• Instructions to follow
The expected response consists solely of the lines from the line with "Decode this image" through the last line of the material below, copied exactly.

• Records for this task
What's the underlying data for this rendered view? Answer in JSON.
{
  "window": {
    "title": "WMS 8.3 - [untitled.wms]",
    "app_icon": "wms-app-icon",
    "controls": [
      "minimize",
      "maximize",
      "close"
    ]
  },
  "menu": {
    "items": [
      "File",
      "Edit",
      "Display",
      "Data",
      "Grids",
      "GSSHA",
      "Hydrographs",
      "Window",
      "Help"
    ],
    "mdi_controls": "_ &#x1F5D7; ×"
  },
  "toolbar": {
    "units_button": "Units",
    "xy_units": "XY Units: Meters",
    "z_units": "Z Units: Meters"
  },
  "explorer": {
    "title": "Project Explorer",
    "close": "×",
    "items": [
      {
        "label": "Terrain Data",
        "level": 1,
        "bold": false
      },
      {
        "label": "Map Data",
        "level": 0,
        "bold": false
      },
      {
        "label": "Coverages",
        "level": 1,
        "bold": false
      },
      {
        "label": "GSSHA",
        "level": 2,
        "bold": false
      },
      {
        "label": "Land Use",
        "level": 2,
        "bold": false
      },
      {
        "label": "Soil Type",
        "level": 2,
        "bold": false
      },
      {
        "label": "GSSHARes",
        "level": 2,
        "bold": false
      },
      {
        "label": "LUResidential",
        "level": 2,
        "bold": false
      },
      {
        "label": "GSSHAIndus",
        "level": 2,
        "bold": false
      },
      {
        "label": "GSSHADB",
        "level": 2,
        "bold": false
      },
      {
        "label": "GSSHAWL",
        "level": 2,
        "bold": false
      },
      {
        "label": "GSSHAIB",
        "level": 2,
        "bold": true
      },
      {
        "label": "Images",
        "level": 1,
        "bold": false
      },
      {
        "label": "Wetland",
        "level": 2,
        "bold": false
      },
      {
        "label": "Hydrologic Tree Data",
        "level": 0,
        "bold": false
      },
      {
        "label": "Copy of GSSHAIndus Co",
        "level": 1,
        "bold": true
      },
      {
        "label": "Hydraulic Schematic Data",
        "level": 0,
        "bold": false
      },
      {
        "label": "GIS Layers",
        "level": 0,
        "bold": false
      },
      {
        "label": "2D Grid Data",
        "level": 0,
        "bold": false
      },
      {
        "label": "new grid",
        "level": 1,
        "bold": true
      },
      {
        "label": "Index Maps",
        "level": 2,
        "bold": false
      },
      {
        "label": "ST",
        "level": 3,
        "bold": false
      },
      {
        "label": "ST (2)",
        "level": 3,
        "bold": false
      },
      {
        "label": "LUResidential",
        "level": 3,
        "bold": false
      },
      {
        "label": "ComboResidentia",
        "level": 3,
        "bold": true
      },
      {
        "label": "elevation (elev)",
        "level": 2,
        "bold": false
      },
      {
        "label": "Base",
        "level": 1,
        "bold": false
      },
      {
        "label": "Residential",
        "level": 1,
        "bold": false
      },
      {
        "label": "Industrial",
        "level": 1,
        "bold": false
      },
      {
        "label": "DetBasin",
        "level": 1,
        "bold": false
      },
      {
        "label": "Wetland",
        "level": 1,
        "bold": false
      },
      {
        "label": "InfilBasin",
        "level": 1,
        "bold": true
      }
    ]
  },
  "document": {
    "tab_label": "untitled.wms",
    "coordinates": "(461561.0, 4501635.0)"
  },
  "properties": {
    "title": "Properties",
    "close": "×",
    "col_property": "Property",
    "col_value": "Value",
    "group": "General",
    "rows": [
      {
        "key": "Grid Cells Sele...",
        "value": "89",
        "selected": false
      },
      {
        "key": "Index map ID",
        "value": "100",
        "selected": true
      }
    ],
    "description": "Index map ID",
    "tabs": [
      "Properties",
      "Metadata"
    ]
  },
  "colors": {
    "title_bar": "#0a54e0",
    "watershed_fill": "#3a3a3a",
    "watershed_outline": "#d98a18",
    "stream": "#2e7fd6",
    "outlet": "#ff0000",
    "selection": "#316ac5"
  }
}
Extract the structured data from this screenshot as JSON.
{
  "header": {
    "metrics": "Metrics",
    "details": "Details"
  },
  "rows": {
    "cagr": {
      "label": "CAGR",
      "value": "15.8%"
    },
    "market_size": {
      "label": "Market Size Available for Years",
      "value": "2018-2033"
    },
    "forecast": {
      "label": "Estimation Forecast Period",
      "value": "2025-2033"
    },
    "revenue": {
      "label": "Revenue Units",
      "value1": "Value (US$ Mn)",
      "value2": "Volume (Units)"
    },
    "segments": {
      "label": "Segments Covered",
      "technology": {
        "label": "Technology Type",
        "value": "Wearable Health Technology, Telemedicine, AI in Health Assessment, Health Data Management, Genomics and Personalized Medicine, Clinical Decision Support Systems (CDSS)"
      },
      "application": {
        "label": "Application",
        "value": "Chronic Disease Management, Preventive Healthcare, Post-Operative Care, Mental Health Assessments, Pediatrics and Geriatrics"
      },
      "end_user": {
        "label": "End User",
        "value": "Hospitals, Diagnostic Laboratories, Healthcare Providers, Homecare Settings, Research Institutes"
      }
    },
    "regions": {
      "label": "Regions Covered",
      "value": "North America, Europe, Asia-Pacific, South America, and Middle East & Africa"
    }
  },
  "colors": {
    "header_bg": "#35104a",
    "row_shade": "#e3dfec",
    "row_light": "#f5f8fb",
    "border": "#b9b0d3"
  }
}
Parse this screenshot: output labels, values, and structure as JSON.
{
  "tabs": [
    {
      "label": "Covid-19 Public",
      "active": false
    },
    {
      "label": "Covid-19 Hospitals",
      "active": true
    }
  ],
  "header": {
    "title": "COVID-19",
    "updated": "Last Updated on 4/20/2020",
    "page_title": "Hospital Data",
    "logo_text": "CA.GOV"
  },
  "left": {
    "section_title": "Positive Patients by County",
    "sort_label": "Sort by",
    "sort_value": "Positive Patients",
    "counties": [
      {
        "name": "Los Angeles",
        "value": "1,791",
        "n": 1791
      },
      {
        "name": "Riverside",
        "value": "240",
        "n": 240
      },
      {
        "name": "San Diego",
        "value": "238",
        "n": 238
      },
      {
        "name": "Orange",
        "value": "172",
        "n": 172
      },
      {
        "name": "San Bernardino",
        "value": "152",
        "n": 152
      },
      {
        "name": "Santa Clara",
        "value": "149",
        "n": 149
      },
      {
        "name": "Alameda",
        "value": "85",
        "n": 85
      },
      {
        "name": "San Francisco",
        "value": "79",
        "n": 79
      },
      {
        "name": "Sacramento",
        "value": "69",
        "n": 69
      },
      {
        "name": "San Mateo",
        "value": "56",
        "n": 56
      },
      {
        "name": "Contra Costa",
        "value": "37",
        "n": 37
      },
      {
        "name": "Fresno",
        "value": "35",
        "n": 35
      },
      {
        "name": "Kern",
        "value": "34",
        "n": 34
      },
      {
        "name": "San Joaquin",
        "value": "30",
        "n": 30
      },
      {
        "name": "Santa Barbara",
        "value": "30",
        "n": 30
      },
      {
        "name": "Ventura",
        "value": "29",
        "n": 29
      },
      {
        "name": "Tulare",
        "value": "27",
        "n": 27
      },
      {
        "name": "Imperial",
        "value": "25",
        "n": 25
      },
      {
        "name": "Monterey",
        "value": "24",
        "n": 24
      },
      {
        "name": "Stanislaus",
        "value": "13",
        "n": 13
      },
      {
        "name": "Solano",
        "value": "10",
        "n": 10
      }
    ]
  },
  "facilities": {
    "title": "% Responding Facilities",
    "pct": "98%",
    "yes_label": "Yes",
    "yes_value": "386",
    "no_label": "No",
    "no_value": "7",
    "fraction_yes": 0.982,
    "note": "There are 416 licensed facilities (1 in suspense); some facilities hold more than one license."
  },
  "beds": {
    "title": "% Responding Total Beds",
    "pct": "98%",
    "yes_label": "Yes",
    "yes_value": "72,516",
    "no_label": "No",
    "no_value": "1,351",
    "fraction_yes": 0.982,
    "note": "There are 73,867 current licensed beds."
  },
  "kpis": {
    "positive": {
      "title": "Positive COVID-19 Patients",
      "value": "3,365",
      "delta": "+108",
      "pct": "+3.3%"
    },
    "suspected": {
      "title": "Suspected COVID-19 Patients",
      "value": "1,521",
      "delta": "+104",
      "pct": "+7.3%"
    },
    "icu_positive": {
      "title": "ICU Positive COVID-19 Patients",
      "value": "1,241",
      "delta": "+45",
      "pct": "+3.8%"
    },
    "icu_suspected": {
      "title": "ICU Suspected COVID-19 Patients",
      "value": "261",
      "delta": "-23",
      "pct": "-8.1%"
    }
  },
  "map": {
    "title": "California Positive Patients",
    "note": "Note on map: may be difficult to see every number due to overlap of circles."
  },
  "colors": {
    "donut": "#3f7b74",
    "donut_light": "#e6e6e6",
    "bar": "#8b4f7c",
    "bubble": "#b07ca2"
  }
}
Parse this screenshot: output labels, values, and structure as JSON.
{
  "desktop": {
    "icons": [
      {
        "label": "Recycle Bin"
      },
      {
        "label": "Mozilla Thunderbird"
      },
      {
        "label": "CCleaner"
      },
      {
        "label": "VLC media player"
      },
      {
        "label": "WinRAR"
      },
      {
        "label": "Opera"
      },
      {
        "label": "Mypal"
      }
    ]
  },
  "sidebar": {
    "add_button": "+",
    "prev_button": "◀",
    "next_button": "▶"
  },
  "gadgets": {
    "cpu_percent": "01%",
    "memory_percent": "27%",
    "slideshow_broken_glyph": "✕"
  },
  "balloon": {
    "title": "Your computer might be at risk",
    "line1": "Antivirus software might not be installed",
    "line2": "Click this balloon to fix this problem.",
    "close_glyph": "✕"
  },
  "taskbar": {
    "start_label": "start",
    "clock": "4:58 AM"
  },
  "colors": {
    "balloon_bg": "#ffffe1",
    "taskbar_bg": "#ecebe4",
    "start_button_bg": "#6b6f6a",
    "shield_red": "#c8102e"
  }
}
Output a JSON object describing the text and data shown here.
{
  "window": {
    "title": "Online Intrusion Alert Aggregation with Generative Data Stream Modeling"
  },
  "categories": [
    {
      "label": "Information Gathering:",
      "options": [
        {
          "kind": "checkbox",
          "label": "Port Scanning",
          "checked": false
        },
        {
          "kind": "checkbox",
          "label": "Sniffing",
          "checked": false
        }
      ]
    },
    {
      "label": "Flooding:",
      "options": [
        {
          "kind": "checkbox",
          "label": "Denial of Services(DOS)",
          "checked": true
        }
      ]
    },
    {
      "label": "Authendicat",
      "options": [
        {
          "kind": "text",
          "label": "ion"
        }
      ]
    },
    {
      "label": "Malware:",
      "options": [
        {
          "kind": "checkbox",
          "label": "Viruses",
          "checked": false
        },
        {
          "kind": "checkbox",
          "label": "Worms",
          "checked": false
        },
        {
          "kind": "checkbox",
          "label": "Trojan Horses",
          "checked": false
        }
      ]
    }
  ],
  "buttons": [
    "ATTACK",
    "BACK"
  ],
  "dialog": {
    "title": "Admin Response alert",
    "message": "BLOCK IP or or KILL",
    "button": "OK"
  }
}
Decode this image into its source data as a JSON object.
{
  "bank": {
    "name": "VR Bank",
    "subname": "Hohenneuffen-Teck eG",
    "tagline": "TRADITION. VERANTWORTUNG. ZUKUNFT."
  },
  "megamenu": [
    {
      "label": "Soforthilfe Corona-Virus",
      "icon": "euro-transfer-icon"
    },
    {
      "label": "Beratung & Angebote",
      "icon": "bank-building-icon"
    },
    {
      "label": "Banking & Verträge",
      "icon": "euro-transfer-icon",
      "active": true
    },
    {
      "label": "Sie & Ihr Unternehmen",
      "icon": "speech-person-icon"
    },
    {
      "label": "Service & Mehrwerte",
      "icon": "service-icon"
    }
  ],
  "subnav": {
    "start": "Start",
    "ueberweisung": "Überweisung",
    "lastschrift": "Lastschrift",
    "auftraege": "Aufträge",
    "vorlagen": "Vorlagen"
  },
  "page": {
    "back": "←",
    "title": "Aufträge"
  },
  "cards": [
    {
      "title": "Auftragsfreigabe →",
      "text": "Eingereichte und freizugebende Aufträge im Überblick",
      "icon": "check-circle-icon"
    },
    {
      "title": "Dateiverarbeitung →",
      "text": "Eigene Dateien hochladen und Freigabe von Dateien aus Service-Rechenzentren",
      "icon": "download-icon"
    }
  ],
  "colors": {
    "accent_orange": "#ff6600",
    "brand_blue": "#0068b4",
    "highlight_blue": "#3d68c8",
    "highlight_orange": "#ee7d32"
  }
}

• Written answer
Decode this image into its source data as a JSON object.
{
  "bank": {
    "name": "VR Bank",
    "subname": "Hohenneuffen-Teck eG",
    "tagline": "TRADITION. VERANTWORTUNG. ZUKUNFT."
  },
  "megamenu": [
    {
      "label": "Soforthilfe Corona-Virus",
      "icon": "euro-transfer-icon"
    },
    {
      "label": "Beratung & Angebote",
      "icon": "bank-building-icon"
    },
    {
      "label": "Banking & Verträge",
      "icon": "euro-transfer-icon",
      "active": true
    },
    {
      "label": "Sie & Ihr Unternehmen",
      "icon": "speech-person-icon"
    },
    {
      "label": "Service & Mehrwerte",
      "icon": "service-icon"
    }
  ],
  "subnav": {
    "start": "Start",
    "ueberweisung": "Überweisung",
    "lastschrift": "Lastschrift",
    "auftraege": "Aufträge",
    "vorlagen": "Vorlagen"
  },
  "page": {
    "back": "←",
    "title": "Aufträge"
  },
  "cards": [
    {
      "title": "Auftragsfreigabe →",
      "text": "Eingereichte und freizugebende Aufträge im Überblick",
      "icon": "check-circle-icon"
    },
    {
      "title": "Dateiverarbeitung →",
      "text": "Eigene Dateien hochladen und Freigabe von Dateien aus Service-Rechenzentren",
      "icon": "download-icon"
    }
  ],
  "colors": {
    "accent_orange": "#ff6600",
    "brand_blue": "#0068b4",
    "highlight_blue": "#3d68c8",
    "highlight_orange": "#ee7d32"
  }
}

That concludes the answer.